Figure contents as structured data
>> BEGIN

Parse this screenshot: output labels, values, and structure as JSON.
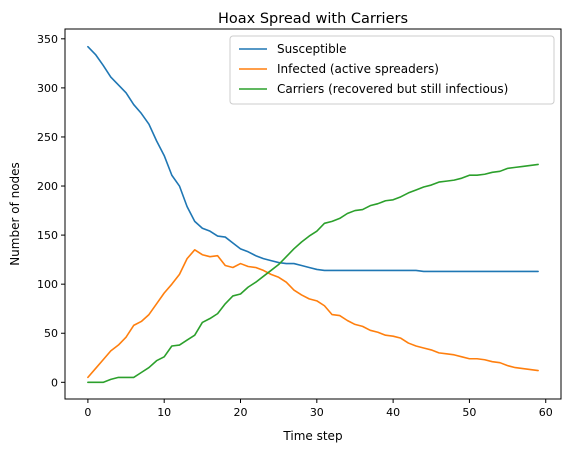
{
  "chart_data": {
    "type": "line",
    "title": "Hoax Spread with Carriers",
    "xlabel": "Time step",
    "ylabel": "Number of nodes",
    "xlim": [
      -3,
      62
    ],
    "ylim": [
      -17,
      360
    ],
    "xticks": [
      0,
      10,
      20,
      30,
      40,
      50,
      60
    ],
    "yticks": [
      0,
      50,
      100,
      150,
      200,
      250,
      300,
      350
    ],
    "grid": false,
    "legend_position": "upper right",
    "x": [
      0,
      1,
      2,
      3,
      4,
      5,
      6,
      7,
      8,
      9,
      10,
      11,
      12,
      13,
      14,
      15,
      16,
      17,
      18,
      19,
      20,
      21,
      22,
      23,
      24,
      25,
      26,
      27,
      28,
      29,
      30,
      31,
      32,
      33,
      34,
      35,
      36,
      37,
      38,
      39,
      40,
      41,
      42,
      43,
      44,
      45,
      46,
      47,
      48,
      49,
      50,
      51,
      52,
      53,
      54,
      55,
      56,
      57,
      58,
      59
    ],
    "series": [
      {
        "name": "Susceptible",
        "color": "#1f77b4",
        "values": [
          342,
          334,
          323,
          311,
          303,
          295,
          283,
          274,
          263,
          246,
          231,
          211,
          200,
          179,
          164,
          157,
          154,
          149,
          148,
          142,
          136,
          133,
          129,
          126,
          124,
          122,
          121,
          121,
          119,
          117,
          115,
          114,
          114,
          114,
          114,
          114,
          114,
          114,
          114,
          114,
          114,
          114,
          114,
          114,
          113,
          113,
          113,
          113,
          113,
          113,
          113,
          113,
          113,
          113,
          113,
          113,
          113,
          113,
          113,
          113
        ]
      },
      {
        "name": "Infected (active spreaders)",
        "color": "#ff7f0e",
        "values": [
          5,
          14,
          23,
          32,
          38,
          46,
          58,
          62,
          69,
          80,
          91,
          100,
          110,
          126,
          135,
          130,
          128,
          129,
          119,
          117,
          121,
          118,
          117,
          114,
          110,
          107,
          102,
          94,
          89,
          85,
          83,
          78,
          69,
          68,
          63,
          59,
          57,
          53,
          51,
          48,
          47,
          45,
          40,
          37,
          35,
          33,
          30,
          29,
          28,
          26,
          24,
          24,
          23,
          21,
          20,
          17,
          15,
          14,
          13,
          12
        ]
      },
      {
        "name": "Carriers (recovered but still infectious)",
        "color": "#2ca02c",
        "values": [
          0,
          0,
          0,
          3,
          5,
          5,
          5,
          10,
          15,
          22,
          26,
          37,
          38,
          43,
          48,
          61,
          65,
          70,
          80,
          88,
          90,
          97,
          102,
          108,
          114,
          120,
          128,
          136,
          143,
          149,
          154,
          162,
          164,
          167,
          172,
          175,
          176,
          180,
          182,
          185,
          186,
          189,
          193,
          196,
          199,
          201,
          204,
          205,
          206,
          208,
          211,
          211,
          212,
          214,
          215,
          218,
          219,
          220,
          221,
          222
        ]
      }
    ]
  }
}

>> END

Request
Each line in the records above should be reproduced exactly; images are not copied.

Exercise solution
Parse this screenshot: output labels, values, and structure as JSON.
{
  "chart_data": {
    "type": "line",
    "title": "Hoax Spread with Carriers",
    "xlabel": "Time step",
    "ylabel": "Number of nodes",
    "xlim": [
      -3,
      62
    ],
    "ylim": [
      -17,
      360
    ],
    "xticks": [
      0,
      10,
      20,
      30,
      40,
      50,
      60
    ],
    "yticks": [
      0,
      50,
      100,
      150,
      200,
      250,
      300,
      350
    ],
    "grid": false,
    "legend_position": "upper right",
    "x": [
      0,
      1,
      2,
      3,
      4,
      5,
      6,
      7,
      8,
      9,
      10,
      11,
      12,
      13,
      14,
      15,
      16,
      17,
      18,
      19,
      20,
      21,
      22,
      23,
      24,
      25,
      26,
      27,
      28,
      29,
      30,
      31,
      32,
      33,
      34,
      35,
      36,
      37,
      38,
      39,
      40,
      41,
      42,
      43,
      44,
      45,
      46,
      47,
      48,
      49,
      50,
      51,
      52,
      53,
      54,
      55,
      56,
      57,
      58,
      59
    ],
    "series": [
      {
        "name": "Susceptible",
        "color": "#1f77b4",
        "values": [
          342,
          334,
          323,
          311,
          303,
          295,
          283,
          274,
          263,
          246,
          231,
          211,
          200,
          179,
          164,
          157,
          154,
          149,
          148,
          142,
          136,
          133,
          129,
          126,
          124,
          122,
          121,
          121,
          119,
          117,
          115,
          114,
          114,
          114,
          114,
          114,
          114,
          114,
          114,
          114,
          114,
          114,
          114,
          114,
          113,
          113,
          113,
          113,
          113,
          113,
          113,
          113,
          113,
          113,
          113,
          113,
          113,
          113,
          113,
          113
        ]
      },
      {
        "name": "Infected (active spreaders)",
        "color": "#ff7f0e",
        "values": [
          5,
          14,
          23,
          32,
          38,
          46,
          58,
          62,
          69,
          80,
          91,
          100,
          110,
          126,
          135,
          130,
          128,
          129,
          119,
          117,
          121,
          118,
          117,
          114,
          110,
          107,
          102,
          94,
          89,
          85,
          83,
          78,
          69,
          68,
          63,
          59,
          57,
          53,
          51,
          48,
          47,
          45,
          40,
          37,
          35,
          33,
          30,
          29,
          28,
          26,
          24,
          24,
          23,
          21,
          20,
          17,
          15,
          14,
          13,
          12
        ]
      },
      {
        "name": "Carriers (recovered but still infectious)",
        "color": "#2ca02c",
        "values": [
          0,
          0,
          0,
          3,
          5,
          5,
          5,
          10,
          15,
          22,
          26,
          37,
          38,
          43,
          48,
          61,
          65,
          70,
          80,
          88,
          90,
          97,
          102,
          108,
          114,
          120,
          128,
          136,
          143,
          149,
          154,
          162,
          164,
          167,
          172,
          175,
          176,
          180,
          182,
          185,
          186,
          189,
          193,
          196,
          199,
          201,
          204,
          205,
          206,
          208,
          211,
          211,
          212,
          214,
          215,
          218,
          219,
          220,
          221,
          222
        ]
      }
    ]
  }
}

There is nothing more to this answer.